- **Task details**: Copy out each line in the material below that has the word "descricao".
====
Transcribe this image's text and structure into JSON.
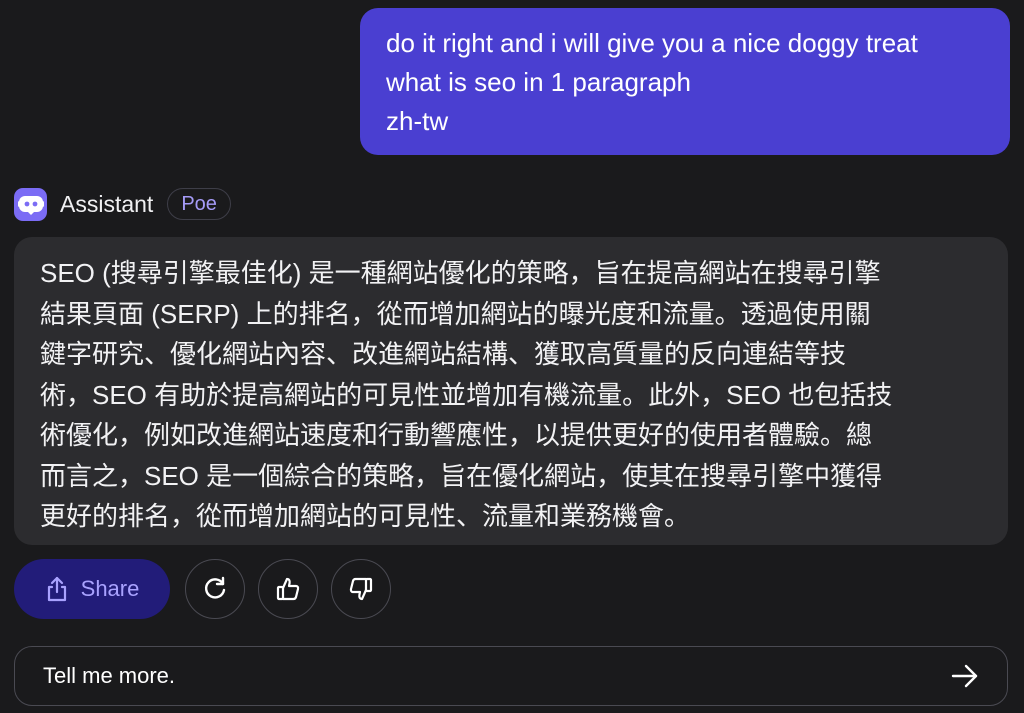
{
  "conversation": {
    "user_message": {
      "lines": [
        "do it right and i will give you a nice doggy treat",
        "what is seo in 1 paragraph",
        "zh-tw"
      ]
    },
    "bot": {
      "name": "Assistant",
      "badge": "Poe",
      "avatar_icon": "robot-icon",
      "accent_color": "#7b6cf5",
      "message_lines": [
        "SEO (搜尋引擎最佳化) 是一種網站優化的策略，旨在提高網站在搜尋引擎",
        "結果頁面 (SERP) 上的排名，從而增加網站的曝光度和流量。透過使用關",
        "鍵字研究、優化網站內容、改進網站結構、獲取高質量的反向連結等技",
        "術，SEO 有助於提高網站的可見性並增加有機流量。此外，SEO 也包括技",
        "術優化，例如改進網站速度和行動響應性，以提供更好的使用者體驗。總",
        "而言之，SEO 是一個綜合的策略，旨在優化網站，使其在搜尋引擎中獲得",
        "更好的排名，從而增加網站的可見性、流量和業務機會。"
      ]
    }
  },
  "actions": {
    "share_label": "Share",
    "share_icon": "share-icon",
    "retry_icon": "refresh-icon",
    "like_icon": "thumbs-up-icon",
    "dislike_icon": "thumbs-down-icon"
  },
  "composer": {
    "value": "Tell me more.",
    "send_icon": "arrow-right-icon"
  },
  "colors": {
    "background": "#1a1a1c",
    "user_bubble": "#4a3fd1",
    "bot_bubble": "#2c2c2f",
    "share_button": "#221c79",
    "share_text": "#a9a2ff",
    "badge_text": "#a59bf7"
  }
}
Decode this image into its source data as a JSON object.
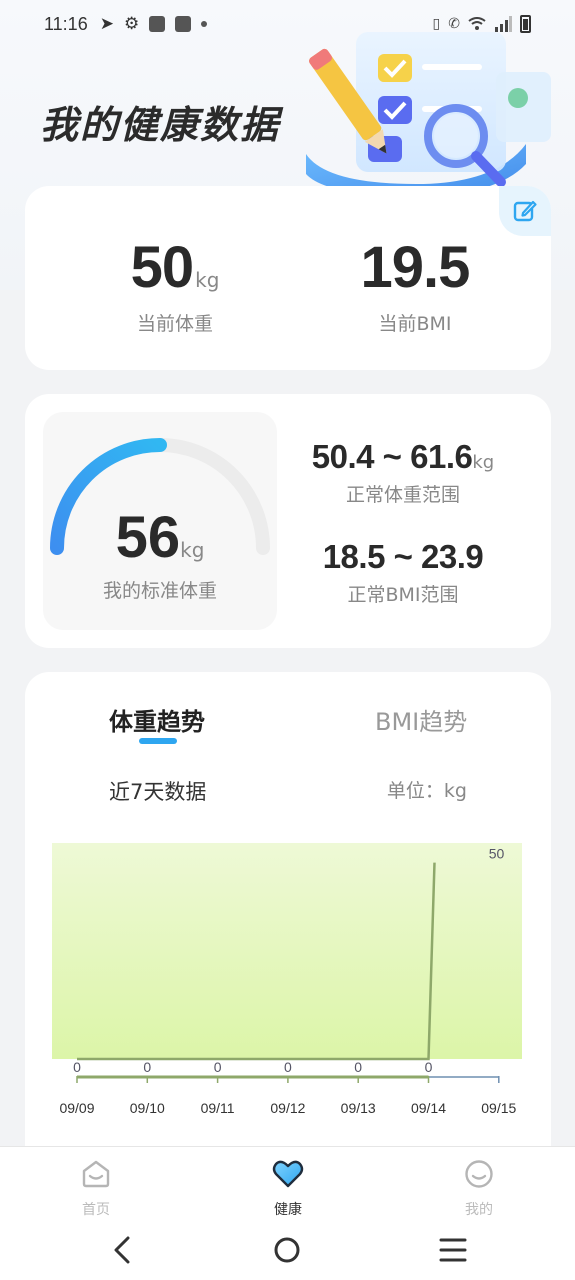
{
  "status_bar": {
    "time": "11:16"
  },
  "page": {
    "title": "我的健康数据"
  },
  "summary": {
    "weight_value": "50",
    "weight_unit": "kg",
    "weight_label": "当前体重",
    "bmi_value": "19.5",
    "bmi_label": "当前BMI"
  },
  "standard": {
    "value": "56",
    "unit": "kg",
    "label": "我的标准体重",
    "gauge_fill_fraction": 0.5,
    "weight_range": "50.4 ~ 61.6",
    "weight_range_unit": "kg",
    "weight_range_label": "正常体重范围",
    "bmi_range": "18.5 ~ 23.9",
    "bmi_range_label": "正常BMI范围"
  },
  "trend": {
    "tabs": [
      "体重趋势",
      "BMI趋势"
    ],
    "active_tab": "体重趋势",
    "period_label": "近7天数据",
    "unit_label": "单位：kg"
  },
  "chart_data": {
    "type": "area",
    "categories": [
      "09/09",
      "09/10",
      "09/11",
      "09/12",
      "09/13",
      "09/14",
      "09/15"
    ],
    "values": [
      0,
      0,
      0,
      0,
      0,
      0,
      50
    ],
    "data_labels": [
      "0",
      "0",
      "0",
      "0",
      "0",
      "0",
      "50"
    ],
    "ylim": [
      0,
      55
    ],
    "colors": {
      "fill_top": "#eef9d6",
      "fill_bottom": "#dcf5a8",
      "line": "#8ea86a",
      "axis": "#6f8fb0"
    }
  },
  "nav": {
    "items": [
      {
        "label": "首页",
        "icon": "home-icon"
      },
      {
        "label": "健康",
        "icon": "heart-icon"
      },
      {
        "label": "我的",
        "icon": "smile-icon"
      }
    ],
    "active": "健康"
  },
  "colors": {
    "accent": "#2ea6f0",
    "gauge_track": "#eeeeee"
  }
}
====
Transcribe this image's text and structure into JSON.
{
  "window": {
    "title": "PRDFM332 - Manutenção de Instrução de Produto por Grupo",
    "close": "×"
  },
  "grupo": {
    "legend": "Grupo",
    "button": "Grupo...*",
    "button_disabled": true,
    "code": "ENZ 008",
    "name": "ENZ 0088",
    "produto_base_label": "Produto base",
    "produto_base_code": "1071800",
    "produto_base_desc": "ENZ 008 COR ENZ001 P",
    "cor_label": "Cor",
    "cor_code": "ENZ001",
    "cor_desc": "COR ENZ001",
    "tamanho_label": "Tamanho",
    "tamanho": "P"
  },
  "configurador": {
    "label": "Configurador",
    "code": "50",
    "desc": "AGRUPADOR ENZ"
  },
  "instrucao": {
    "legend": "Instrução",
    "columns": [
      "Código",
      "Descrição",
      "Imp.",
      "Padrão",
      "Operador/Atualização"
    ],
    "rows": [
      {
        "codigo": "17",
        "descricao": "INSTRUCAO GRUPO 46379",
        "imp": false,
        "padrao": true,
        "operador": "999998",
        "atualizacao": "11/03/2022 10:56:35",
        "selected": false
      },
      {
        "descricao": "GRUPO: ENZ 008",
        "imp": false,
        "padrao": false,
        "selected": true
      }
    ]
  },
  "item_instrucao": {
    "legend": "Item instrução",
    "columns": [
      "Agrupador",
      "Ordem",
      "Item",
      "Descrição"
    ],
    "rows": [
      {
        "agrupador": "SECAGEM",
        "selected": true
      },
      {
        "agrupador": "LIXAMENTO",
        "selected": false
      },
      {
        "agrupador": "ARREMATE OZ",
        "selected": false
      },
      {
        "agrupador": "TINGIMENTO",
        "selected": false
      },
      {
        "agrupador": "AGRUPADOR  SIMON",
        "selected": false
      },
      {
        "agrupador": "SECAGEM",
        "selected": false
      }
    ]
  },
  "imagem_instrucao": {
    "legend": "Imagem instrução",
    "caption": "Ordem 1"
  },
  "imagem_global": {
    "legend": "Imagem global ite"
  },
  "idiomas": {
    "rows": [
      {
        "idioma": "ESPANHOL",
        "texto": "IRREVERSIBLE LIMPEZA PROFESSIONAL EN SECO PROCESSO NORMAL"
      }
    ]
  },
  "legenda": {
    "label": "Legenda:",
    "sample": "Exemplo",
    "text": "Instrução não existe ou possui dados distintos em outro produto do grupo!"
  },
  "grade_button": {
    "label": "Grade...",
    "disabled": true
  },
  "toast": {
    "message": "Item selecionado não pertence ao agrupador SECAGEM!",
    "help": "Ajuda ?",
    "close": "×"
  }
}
====
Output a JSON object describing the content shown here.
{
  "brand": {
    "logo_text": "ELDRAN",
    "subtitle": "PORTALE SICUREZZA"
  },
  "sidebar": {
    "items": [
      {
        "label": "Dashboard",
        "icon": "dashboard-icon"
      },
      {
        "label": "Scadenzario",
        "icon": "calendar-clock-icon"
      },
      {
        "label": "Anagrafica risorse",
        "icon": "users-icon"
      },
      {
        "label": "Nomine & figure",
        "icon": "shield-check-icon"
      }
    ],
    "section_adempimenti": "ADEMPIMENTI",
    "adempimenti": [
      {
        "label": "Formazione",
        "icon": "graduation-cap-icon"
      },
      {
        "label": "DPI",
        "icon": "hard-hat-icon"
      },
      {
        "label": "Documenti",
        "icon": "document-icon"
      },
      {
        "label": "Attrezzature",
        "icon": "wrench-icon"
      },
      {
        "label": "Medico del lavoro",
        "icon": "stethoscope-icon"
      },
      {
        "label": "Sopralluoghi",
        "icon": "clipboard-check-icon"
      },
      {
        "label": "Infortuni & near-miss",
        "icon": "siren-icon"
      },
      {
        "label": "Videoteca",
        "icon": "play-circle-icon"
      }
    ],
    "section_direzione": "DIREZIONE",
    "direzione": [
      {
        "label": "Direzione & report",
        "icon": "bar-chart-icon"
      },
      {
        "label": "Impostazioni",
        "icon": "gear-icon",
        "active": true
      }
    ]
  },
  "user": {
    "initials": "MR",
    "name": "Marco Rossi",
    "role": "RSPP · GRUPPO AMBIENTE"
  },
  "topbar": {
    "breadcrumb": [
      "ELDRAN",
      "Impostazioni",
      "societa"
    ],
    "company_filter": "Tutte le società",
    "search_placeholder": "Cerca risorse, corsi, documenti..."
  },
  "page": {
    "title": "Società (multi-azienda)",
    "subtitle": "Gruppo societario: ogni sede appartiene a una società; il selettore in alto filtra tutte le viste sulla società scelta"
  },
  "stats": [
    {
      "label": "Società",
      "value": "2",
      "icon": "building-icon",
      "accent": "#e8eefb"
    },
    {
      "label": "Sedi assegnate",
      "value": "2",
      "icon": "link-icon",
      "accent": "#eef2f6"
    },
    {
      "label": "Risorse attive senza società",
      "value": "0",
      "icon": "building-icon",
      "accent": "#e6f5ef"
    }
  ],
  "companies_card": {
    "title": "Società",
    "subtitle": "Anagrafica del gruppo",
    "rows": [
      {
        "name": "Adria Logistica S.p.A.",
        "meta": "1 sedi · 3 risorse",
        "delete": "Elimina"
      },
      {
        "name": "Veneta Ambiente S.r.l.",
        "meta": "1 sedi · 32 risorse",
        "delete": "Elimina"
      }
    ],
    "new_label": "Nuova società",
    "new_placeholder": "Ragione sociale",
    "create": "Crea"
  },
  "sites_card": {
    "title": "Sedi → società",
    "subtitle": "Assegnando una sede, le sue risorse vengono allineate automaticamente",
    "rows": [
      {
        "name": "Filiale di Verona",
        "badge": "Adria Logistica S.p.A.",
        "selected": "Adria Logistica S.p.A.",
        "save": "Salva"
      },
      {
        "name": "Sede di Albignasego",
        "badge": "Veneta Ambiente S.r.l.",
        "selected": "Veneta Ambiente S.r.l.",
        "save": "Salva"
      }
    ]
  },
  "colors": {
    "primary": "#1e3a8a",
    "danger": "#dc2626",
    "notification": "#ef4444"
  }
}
====
- **Answer to this exercise**:
        "descricao": "INSTRUCAO GRUPO 46379",
        "descricao": "GRUPO: ENZ 008",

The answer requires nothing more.